Write out all of the lines below, exactly and completely.

** Stored rows **

####

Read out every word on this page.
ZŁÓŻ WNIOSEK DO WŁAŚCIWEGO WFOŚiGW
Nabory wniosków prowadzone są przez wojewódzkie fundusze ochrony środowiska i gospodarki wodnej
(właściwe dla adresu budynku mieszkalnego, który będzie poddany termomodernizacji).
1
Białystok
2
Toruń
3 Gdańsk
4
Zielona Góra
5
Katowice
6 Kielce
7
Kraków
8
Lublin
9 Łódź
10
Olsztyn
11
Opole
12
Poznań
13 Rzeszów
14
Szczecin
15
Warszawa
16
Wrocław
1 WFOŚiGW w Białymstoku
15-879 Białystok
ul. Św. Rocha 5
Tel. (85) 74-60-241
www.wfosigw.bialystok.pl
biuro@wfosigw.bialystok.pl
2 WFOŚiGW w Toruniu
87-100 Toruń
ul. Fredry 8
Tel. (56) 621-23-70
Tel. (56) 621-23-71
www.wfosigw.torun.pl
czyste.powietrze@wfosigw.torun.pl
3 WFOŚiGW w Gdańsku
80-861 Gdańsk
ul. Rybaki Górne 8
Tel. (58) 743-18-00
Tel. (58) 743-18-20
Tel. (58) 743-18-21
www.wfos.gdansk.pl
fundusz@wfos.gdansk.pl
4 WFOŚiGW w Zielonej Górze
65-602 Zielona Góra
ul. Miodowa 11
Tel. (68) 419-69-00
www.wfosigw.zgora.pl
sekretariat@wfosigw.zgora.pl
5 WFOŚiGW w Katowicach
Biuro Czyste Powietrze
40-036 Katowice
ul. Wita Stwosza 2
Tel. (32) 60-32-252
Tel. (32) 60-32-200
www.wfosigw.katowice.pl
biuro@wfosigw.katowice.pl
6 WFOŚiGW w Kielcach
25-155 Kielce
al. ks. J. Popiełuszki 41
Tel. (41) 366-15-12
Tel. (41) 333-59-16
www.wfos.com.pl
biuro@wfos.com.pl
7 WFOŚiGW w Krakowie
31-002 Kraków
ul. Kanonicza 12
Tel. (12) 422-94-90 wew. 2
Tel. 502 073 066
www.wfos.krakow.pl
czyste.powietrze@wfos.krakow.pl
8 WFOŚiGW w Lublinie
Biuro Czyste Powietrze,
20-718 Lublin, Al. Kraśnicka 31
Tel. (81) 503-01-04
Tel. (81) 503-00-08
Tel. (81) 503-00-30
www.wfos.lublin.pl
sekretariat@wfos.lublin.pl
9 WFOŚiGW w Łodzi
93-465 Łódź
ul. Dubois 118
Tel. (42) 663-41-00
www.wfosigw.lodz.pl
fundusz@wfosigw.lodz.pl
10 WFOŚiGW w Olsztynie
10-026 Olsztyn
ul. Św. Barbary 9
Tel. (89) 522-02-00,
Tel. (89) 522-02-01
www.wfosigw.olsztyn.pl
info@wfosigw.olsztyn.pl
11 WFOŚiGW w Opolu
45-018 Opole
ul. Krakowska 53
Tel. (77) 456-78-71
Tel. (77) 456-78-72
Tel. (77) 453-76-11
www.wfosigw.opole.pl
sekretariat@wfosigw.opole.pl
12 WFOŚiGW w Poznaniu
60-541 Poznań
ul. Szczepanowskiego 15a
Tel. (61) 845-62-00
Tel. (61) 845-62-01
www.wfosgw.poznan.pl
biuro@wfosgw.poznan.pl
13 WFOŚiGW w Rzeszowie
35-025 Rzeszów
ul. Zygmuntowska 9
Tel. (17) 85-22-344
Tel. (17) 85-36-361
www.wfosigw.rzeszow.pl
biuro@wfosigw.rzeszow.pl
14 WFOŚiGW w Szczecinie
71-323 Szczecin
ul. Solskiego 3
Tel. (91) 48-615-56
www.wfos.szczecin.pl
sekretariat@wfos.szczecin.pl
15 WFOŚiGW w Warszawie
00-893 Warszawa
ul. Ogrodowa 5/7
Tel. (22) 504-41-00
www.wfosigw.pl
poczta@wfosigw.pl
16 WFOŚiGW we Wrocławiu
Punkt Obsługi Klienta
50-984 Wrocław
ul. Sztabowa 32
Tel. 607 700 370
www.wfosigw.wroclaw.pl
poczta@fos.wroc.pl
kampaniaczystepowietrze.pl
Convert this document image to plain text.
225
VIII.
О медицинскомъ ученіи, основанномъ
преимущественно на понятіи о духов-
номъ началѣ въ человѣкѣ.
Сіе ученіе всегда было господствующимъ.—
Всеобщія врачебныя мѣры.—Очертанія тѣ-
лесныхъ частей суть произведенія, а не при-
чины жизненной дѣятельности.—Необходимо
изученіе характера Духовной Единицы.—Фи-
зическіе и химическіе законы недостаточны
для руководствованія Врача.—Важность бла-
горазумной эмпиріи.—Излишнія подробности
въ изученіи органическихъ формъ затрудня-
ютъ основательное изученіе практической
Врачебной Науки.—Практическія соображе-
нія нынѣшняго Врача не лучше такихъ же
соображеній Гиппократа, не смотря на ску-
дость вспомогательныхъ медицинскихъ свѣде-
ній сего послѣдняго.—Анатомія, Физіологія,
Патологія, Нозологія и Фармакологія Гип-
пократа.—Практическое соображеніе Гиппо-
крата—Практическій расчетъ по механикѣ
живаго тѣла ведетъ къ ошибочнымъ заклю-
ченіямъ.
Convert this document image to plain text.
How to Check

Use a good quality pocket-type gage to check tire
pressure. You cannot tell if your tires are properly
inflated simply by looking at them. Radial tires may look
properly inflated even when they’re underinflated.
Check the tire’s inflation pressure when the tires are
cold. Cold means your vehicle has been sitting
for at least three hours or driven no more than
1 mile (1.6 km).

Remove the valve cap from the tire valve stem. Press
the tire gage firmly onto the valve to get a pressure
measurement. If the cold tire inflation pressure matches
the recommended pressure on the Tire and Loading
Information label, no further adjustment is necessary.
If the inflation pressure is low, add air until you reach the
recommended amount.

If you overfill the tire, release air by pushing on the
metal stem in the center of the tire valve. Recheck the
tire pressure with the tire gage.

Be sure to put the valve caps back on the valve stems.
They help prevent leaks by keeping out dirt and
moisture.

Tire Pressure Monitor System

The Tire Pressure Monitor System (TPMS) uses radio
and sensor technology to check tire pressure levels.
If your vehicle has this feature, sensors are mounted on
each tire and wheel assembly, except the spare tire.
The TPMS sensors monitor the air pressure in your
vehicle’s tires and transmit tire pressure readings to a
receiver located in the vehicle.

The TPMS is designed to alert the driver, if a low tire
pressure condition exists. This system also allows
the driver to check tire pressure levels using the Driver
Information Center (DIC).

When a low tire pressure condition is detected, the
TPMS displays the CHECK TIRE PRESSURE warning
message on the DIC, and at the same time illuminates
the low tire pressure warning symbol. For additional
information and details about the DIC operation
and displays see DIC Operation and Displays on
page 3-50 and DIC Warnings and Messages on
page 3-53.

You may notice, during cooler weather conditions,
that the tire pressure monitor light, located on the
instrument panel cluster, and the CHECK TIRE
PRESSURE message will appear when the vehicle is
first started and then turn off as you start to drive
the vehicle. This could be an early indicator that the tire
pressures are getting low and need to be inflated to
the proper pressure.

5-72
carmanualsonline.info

####

** Solution to the problem **
Read out every word on this page.
ZŁÓŻ WNIOSEK DO WŁAŚCIWEGO WFOŚiGW
Nabory wniosków prowadzone są przez wojewódzkie fundusze ochrony środowiska i gospodarki wodnej
(właściwe dla adresu budynku mieszkalnego, który będzie poddany termomodernizacji).
1
Białystok
2
Toruń
3 Gdańsk
4
Zielona Góra
5
Katowice
6 Kielce
7
Kraków
8
Lublin
9 Łódź
10
Olsztyn
11
Opole
12
Poznań
13 Rzeszów
14
Szczecin
15
Warszawa
16
Wrocław
1 WFOŚiGW w Białymstoku
15-879 Białystok
ul. Św. Rocha 5
Tel. (85) 74-60-241
www.wfosigw.bialystok.pl
biuro@wfosigw.bialystok.pl
2 WFOŚiGW w Toruniu
87-100 Toruń
ul. Fredry 8
Tel. (56) 621-23-70
Tel. (56) 621-23-71
www.wfosigw.torun.pl
czyste.powietrze@wfosigw.torun.pl
3 WFOŚiGW w Gdańsku
80-861 Gdańsk
ul. Rybaki Górne 8
Tel. (58) 743-18-00
Tel. (58) 743-18-20
Tel. (58) 743-18-21
www.wfos.gdansk.pl
fundusz@wfos.gdansk.pl
4 WFOŚiGW w Zielonej Górze
65-602 Zielona Góra
ul. Miodowa 11
Tel. (68) 419-69-00
www.wfosigw.zgora.pl
sekretariat@wfosigw.zgora.pl
5 WFOŚiGW w Katowicach
Biuro Czyste Powietrze
40-036 Katowice
ul. Wita Stwosza 2
Tel. (32) 60-32-252
Tel. (32) 60-32-200
www.wfosigw.katowice.pl
biuro@wfosigw.katowice.pl
6 WFOŚiGW w Kielcach
25-155 Kielce
al. ks. J. Popiełuszki 41
Tel. (41) 366-15-12
Tel. (41) 333-59-16
www.wfos.com.pl
biuro@wfos.com.pl
7 WFOŚiGW w Krakowie
31-002 Kraków
ul. Kanonicza 12
Tel. (12) 422-94-90 wew. 2
Tel. 502 073 066
www.wfos.krakow.pl
czyste.powietrze@wfos.krakow.pl
8 WFOŚiGW w Lublinie
Biuro Czyste Powietrze,
20-718 Lublin, Al. Kraśnicka 31
Tel. (81) 503-01-04
Tel. (81) 503-00-08
Tel. (81) 503-00-30
www.wfos.lublin.pl
sekretariat@wfos.lublin.pl
9 WFOŚiGW w Łodzi
93-465 Łódź
ul. Dubois 118
Tel. (42) 663-41-00
www.wfosigw.lodz.pl
fundusz@wfosigw.lodz.pl
10 WFOŚiGW w Olsztynie
10-026 Olsztyn
ul. Św. Barbary 9
Tel. (89) 522-02-00,
Tel. (89) 522-02-01
www.wfosigw.olsztyn.pl
info@wfosigw.olsztyn.pl
11 WFOŚiGW w Opolu
45-018 Opole
ul. Krakowska 53
Tel. (77) 456-78-71
Tel. (77) 456-78-72
Tel. (77) 453-76-11
www.wfosigw.opole.pl
sekretariat@wfosigw.opole.pl
12 WFOŚiGW w Poznaniu
60-541 Poznań
ul. Szczepanowskiego 15a
Tel. (61) 845-62-00
Tel. (61) 845-62-01
www.wfosgw.poznan.pl
biuro@wfosgw.poznan.pl
13 WFOŚiGW w Rzeszowie
35-025 Rzeszów
ul. Zygmuntowska 9
Tel. (17) 85-22-344
Tel. (17) 85-36-361
www.wfosigw.rzeszow.pl
biuro@wfosigw.rzeszow.pl
14 WFOŚiGW w Szczecinie
71-323 Szczecin
ul. Solskiego 3
Tel. (91) 48-615-56
www.wfos.szczecin.pl
sekretariat@wfos.szczecin.pl
15 WFOŚiGW w Warszawie
00-893 Warszawa
ul. Ogrodowa 5/7
Tel. (22) 504-41-00
www.wfosigw.pl
poczta@wfosigw.pl
16 WFOŚiGW we Wrocławiu
Punkt Obsługi Klienta
50-984 Wrocław
ul. Sztabowa 32
Tel. 607 700 370
www.wfosigw.wroclaw.pl
poczta@fos.wroc.pl
kampaniaczystepowietrze.pl
Convert this document image to plain text.
225
VIII.
О медицинскомъ ученіи, основанномъ
преимущественно на понятіи о духов-
номъ началѣ въ человѣкѣ.
Сіе ученіе всегда было господствующимъ.—
Всеобщія врачебныя мѣры.—Очертанія тѣ-
лесныхъ частей суть произведенія, а не при-
чины жизненной дѣятельности.—Необходимо
изученіе характера Духовной Единицы.—Фи-
зическіе и химическіе законы недостаточны
для руководствованія Врача.—Важность бла-
горазумной эмпиріи.—Излишнія подробности
въ изученіи органическихъ формъ затрудня-
ютъ основательное изученіе практической
Врачебной Науки.—Практическія соображе-
нія нынѣшняго Врача не лучше такихъ же
соображеній Гиппократа, не смотря на ску-
дость вспомогательныхъ медицинскихъ свѣде-
ній сего послѣдняго.—Анатомія, Физіологія,
Патологія, Нозологія и Фармакологія Гип-
пократа.—Практическое соображеніе Гиппо-
крата—Практическій расчетъ по механикѣ
живаго тѣла ведетъ къ ошибочнымъ заклю-
ченіямъ.
Convert this document image to plain text.
How to Check

Use a good quality pocket-type gage to check tire
pressure. You cannot tell if your tires are properly
inflated simply by looking at them. Radial tires may look
properly inflated even when they’re underinflated.
Check the tire’s inflation pressure when the tires are
cold. Cold means your vehicle has been sitting
for at least three hours or driven no more than
1 mile (1.6 km).

Remove the valve cap from the tire valve stem. Press
the tire gage firmly onto the valve to get a pressure
measurement. If the cold tire inflation pressure matches
the recommended pressure on the Tire and Loading
Information label, no further adjustment is necessary.
If the inflation pressure is low, add air until you reach the
recommended amount.

If you overfill the tire, release air by pushing on the
metal stem in the center of the tire valve. Recheck the
tire pressure with the tire gage.

Be sure to put the valve caps back on the valve stems.
They help prevent leaks by keeping out dirt and
moisture.

Tire Pressure Monitor System

The Tire Pressure Monitor System (TPMS) uses radio
and sensor technology to check tire pressure levels.
If your vehicle has this feature, sensors are mounted on
each tire and wheel assembly, except the spare tire.
The TPMS sensors monitor the air pressure in your
vehicle’s tires and transmit tire pressure readings to a
receiver located in the vehicle.

The TPMS is designed to alert the driver, if a low tire
pressure condition exists. This system also allows
the driver to check tire pressure levels using the Driver
Information Center (DIC).

When a low tire pressure condition is detected, the
TPMS displays the CHECK TIRE PRESSURE warning
message on the DIC, and at the same time illuminates
the low tire pressure warning symbol. For additional
information and details about the DIC operation
and displays see DIC Operation and Displays on
page 3-50 and DIC Warnings and Messages on
page 3-53.

You may notice, during cooler weather conditions,
that the tire pressure monitor light, located on the
instrument panel cluster, and the CHECK TIRE
PRESSURE message will appear when the vehicle is
first started and then turn off as you start to drive
the vehicle. This could be an early indicator that the tire
pressures are getting low and need to be inflated to
the proper pressure.

5-72
carmanualsonline.info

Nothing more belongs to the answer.